## What you are asked to do
Copy out every line in which the string "аптечной" occurs.
——
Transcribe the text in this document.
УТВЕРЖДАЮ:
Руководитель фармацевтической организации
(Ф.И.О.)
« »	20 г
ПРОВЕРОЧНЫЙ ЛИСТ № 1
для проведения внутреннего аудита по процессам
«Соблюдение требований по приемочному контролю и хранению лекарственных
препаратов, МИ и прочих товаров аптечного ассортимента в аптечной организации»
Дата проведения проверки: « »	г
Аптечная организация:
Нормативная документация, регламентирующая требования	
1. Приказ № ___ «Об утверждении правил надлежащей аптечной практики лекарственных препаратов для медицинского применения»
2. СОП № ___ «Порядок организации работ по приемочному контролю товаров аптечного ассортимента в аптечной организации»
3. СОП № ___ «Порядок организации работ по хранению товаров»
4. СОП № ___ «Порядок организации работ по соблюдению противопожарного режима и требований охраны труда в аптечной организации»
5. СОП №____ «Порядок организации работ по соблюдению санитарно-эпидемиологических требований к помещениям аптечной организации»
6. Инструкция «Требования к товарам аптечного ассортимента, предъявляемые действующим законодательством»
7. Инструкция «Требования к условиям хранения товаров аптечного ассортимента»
——
## Reply to the exercise
препаратов, МИ и прочих товаров аптечного ассортимента в аптечной организации»
1. Приказ № ___ «Об утверждении правил надлежащей аптечной практики лекарственных препаратов для медицинского применения»
2. СОП № ___ «Порядок организации работ по приемочному контролю товаров аптечного ассортимента в аптечной организации»
4. СОП № ___ «Порядок организации работ по соблюдению противопожарного режима и требований охраны труда в аптечной организации»
5. СОП №____ «Порядок организации работ по соблюдению санитарно-эпидемиологических требований к помещениям аптечной организации»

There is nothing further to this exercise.